YOUR TASK: Repeat all of the data precisely.

[BEGIN ROWS]

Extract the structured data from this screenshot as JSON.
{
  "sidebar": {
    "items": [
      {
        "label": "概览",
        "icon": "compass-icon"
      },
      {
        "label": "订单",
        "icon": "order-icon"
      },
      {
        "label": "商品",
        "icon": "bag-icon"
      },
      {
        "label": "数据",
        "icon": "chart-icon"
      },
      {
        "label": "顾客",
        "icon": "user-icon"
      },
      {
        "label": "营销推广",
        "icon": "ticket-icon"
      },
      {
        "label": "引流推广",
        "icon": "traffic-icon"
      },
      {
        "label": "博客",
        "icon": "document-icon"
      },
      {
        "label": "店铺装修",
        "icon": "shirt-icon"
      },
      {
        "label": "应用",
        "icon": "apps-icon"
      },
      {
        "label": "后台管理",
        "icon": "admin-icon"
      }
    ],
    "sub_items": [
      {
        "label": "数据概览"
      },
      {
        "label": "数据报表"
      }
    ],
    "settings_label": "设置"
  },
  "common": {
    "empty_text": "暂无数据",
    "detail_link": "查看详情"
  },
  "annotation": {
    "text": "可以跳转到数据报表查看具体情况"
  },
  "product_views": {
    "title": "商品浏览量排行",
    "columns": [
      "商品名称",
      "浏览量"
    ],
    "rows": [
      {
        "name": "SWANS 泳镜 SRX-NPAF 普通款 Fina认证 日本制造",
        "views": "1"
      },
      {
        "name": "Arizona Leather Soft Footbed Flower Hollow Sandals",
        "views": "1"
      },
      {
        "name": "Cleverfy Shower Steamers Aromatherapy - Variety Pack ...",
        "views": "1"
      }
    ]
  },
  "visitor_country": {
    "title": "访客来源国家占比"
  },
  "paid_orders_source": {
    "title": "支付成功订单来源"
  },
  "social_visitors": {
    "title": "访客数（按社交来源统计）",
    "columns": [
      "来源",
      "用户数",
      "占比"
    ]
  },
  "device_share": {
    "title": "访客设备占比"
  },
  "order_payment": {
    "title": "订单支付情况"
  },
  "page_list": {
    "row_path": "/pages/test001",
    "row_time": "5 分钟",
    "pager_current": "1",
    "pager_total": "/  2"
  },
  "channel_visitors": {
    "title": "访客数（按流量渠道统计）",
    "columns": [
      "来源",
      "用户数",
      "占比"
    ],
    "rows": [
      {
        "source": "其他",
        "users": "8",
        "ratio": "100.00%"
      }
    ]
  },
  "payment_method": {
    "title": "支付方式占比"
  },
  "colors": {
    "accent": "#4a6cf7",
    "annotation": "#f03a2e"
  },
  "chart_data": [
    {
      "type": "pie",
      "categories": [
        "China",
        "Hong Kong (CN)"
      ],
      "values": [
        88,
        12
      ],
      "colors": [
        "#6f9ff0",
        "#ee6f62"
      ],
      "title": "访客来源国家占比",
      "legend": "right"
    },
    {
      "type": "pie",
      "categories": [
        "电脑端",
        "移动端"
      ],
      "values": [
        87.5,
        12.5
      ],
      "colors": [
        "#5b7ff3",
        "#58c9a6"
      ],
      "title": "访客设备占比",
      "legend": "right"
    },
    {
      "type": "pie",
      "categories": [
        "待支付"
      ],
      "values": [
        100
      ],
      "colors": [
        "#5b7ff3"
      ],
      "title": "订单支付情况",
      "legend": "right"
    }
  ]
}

[END ROWS]

EXPECTED ANSWER:
Extract the structured data from this screenshot as JSON.
{
  "sidebar": {
    "items": [
      {
        "label": "概览",
        "icon": "compass-icon"
      },
      {
        "label": "订单",
        "icon": "order-icon"
      },
      {
        "label": "商品",
        "icon": "bag-icon"
      },
      {
        "label": "数据",
        "icon": "chart-icon"
      },
      {
        "label": "顾客",
        "icon": "user-icon"
      },
      {
        "label": "营销推广",
        "icon": "ticket-icon"
      },
      {
        "label": "引流推广",
        "icon": "traffic-icon"
      },
      {
        "label": "博客",
        "icon": "document-icon"
      },
      {
        "label": "店铺装修",
        "icon": "shirt-icon"
      },
      {
        "label": "应用",
        "icon": "apps-icon"
      },
      {
        "label": "后台管理",
        "icon": "admin-icon"
      }
    ],
    "sub_items": [
      {
        "label": "数据概览"
      },
      {
        "label": "数据报表"
      }
    ],
    "settings_label": "设置"
  },
  "common": {
    "empty_text": "暂无数据",
    "detail_link": "查看详情"
  },
  "annotation": {
    "text": "可以跳转到数据报表查看具体情况"
  },
  "product_views": {
    "title": "商品浏览量排行",
    "columns": [
      "商品名称",
      "浏览量"
    ],
    "rows": [
      {
        "name": "SWANS 泳镜 SRX-NPAF 普通款 Fina认证 日本制造",
        "views": "1"
      },
      {
        "name": "Arizona Leather Soft Footbed Flower Hollow Sandals",
        "views": "1"
      },
      {
        "name": "Cleverfy Shower Steamers Aromatherapy - Variety Pack ...",
        "views": "1"
      }
    ]
  },
  "visitor_country": {
    "title": "访客来源国家占比"
  },
  "paid_orders_source": {
    "title": "支付成功订单来源"
  },
  "social_visitors": {
    "title": "访客数（按社交来源统计）",
    "columns": [
      "来源",
      "用户数",
      "占比"
    ]
  },
  "device_share": {
    "title": "访客设备占比"
  },
  "order_payment": {
    "title": "订单支付情况"
  },
  "page_list": {
    "row_path": "/pages/test001",
    "row_time": "5 分钟",
    "pager_current": "1",
    "pager_total": "/  2"
  },
  "channel_visitors": {
    "title": "访客数（按流量渠道统计）",
    "columns": [
      "来源",
      "用户数",
      "占比"
    ],
    "rows": [
      {
        "source": "其他",
        "users": "8",
        "ratio": "100.00%"
      }
    ]
  },
  "payment_method": {
    "title": "支付方式占比"
  },
  "colors": {
    "accent": "#4a6cf7",
    "annotation": "#f03a2e"
  },
  "chart_data": [
    {
      "type": "pie",
      "categories": [
        "China",
        "Hong Kong (CN)"
      ],
      "values": [
        88,
        12
      ],
      "colors": [
        "#6f9ff0",
        "#ee6f62"
      ],
      "title": "访客来源国家占比",
      "legend": "right"
    },
    {
      "type": "pie",
      "categories": [
        "电脑端",
        "移动端"
      ],
      "values": [
        87.5,
        12.5
      ],
      "colors": [
        "#5b7ff3",
        "#58c9a6"
      ],
      "title": "访客设备占比",
      "legend": "right"
    },
    {
      "type": "pie",
      "categories": [
        "待支付"
      ],
      "values": [
        100
      ],
      "colors": [
        "#5b7ff3"
      ],
      "title": "订单支付情况",
      "legend": "right"
    }
  ]
}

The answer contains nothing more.